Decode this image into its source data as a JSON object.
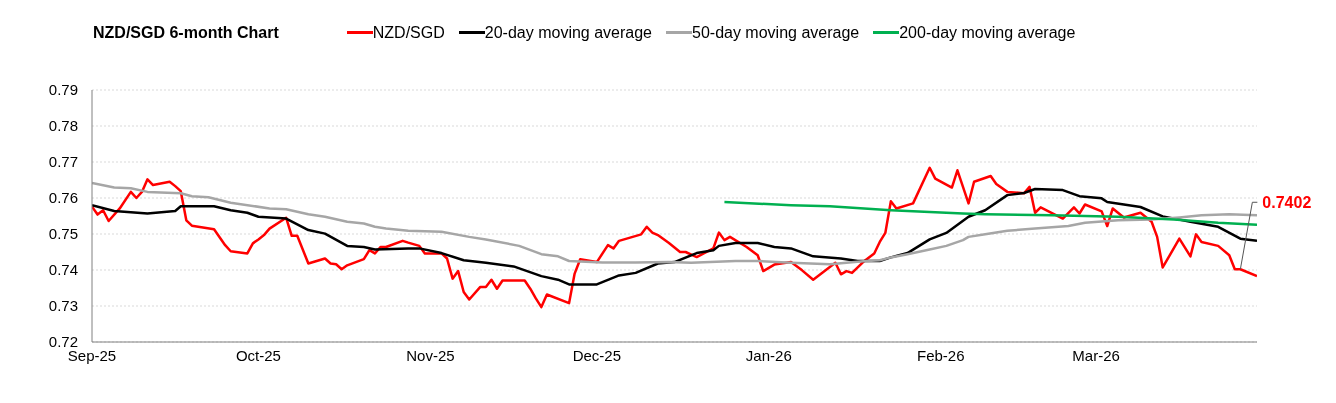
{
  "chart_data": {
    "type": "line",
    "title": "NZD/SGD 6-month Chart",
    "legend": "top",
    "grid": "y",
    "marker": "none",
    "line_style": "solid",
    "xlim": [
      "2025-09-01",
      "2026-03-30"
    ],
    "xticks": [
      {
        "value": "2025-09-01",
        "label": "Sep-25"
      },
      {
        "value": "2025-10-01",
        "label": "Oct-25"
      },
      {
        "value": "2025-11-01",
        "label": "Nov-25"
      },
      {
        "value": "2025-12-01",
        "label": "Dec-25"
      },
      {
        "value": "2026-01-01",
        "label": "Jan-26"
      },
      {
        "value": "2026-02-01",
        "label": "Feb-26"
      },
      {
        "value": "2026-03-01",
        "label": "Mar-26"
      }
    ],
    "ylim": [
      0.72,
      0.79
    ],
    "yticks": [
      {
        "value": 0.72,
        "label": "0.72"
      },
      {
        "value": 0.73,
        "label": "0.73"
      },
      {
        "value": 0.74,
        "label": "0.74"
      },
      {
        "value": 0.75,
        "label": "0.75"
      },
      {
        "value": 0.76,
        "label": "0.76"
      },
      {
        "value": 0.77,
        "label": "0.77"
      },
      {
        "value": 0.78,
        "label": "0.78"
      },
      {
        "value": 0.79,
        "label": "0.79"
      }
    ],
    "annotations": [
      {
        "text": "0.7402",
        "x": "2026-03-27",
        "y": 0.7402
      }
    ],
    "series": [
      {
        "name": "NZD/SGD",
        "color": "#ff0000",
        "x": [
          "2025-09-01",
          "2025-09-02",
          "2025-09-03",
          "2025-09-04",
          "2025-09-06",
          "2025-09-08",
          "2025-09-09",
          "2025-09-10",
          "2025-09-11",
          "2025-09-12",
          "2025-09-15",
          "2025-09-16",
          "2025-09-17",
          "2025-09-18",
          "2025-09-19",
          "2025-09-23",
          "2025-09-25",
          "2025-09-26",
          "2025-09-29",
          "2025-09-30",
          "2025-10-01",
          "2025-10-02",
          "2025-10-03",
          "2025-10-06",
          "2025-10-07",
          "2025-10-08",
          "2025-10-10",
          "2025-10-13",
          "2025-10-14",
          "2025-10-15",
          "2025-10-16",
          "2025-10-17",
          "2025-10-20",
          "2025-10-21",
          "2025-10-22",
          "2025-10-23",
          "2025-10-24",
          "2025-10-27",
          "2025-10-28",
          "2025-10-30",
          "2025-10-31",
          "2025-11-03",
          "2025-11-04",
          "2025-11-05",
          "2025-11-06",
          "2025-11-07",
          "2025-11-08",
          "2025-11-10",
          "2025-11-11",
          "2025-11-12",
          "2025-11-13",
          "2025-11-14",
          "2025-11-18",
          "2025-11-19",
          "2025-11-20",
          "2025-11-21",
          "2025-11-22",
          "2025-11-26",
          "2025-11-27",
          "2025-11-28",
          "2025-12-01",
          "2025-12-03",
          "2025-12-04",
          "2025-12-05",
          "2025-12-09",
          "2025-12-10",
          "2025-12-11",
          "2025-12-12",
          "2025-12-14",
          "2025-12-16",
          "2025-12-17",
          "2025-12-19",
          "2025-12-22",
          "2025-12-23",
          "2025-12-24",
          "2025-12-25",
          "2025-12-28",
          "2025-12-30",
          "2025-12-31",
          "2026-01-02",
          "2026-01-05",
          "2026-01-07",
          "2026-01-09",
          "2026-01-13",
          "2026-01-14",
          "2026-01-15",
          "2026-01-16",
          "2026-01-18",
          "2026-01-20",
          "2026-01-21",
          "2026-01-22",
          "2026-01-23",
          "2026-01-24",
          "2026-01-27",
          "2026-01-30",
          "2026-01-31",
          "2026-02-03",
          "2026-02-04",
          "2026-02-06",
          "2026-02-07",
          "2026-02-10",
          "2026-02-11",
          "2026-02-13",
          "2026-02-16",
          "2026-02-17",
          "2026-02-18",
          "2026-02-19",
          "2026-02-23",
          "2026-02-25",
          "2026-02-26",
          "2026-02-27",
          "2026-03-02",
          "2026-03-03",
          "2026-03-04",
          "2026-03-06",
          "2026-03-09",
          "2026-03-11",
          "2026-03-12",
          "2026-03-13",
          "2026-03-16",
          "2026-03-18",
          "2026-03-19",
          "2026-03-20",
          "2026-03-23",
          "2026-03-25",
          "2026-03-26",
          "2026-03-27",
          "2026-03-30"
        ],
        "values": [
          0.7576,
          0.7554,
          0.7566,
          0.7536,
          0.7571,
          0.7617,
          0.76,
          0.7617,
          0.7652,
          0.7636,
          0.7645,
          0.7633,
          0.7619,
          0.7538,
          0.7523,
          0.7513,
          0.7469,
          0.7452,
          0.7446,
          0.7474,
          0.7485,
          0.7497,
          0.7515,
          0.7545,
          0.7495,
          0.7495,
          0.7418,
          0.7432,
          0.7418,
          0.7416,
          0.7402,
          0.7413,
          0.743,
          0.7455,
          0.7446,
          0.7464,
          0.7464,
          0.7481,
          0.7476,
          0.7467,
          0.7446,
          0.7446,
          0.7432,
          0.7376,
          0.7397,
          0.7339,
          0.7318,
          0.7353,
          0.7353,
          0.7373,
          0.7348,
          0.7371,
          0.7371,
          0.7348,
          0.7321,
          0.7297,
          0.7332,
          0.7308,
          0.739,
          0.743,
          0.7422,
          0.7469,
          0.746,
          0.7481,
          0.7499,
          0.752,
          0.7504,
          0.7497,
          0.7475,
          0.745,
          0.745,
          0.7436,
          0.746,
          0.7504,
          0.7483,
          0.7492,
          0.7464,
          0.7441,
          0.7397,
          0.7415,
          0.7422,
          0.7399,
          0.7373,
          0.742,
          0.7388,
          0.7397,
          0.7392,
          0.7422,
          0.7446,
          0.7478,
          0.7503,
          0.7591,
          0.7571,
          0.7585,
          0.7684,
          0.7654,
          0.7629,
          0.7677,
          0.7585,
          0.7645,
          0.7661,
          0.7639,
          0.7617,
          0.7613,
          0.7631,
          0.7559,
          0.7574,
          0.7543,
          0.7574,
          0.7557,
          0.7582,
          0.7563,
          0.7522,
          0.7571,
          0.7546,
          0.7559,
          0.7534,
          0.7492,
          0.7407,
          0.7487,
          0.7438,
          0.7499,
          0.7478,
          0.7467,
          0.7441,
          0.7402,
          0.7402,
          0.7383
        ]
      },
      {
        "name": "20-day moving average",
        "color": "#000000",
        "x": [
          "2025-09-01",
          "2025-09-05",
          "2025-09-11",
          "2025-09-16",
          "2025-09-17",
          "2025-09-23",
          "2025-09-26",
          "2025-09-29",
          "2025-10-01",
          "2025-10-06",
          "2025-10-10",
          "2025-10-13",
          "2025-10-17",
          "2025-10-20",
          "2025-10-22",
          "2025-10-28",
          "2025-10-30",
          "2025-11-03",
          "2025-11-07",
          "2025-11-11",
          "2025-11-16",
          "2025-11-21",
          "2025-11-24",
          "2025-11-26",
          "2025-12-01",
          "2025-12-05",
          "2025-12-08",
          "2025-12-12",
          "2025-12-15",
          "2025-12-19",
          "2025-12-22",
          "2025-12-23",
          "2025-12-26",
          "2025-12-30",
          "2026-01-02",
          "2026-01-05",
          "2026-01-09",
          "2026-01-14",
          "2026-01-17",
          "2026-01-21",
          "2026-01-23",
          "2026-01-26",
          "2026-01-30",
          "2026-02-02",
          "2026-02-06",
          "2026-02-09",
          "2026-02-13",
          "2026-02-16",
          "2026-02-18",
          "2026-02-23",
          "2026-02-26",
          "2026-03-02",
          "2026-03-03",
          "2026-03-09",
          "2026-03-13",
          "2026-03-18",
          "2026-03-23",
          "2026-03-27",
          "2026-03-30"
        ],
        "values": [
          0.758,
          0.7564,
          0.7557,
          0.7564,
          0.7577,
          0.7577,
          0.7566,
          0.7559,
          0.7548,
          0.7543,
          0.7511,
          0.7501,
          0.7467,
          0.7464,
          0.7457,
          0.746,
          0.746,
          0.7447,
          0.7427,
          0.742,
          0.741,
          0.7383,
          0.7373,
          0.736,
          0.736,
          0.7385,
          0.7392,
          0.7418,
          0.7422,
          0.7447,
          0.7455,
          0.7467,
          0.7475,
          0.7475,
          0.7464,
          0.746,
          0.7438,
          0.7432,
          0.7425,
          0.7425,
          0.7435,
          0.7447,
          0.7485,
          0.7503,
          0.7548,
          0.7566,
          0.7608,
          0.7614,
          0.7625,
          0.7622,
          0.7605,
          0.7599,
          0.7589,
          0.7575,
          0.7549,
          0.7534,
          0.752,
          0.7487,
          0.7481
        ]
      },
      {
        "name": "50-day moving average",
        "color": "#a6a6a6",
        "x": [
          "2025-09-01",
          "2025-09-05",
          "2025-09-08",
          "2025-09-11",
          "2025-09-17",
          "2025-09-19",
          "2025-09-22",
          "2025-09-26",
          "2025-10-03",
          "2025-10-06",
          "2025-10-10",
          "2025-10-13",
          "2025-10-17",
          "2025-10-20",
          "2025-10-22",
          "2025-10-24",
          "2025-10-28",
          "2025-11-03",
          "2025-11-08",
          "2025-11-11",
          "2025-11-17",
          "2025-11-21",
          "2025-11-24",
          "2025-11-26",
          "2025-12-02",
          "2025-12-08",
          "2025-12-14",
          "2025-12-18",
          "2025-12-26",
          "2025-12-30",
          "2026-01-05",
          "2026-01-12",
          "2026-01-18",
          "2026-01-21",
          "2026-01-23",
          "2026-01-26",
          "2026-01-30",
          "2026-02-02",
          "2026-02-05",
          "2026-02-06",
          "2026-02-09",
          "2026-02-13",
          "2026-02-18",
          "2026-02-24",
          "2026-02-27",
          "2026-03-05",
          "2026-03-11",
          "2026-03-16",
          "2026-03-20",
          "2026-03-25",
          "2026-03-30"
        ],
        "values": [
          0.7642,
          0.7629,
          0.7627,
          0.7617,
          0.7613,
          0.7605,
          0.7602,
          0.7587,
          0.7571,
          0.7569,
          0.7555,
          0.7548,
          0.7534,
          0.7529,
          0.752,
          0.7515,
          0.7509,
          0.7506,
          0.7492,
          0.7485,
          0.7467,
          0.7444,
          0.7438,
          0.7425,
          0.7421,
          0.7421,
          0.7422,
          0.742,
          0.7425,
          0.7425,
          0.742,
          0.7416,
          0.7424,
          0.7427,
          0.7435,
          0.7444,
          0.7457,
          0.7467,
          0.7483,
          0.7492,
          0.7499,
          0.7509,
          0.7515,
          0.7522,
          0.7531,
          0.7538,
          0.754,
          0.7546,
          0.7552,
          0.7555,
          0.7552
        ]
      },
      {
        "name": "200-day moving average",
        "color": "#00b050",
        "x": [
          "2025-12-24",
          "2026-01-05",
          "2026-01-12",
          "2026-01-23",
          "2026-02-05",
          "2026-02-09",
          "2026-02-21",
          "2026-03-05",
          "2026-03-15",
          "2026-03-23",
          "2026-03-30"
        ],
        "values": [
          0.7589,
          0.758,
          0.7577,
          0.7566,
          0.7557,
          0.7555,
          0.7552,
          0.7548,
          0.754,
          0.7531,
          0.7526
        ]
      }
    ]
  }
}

------------

Requirements = Where a line of the data holds "average", show that line.

In response =
        "name": "20-day moving average",
        "name": "50-day moving average",
        "name": "200-day moving average",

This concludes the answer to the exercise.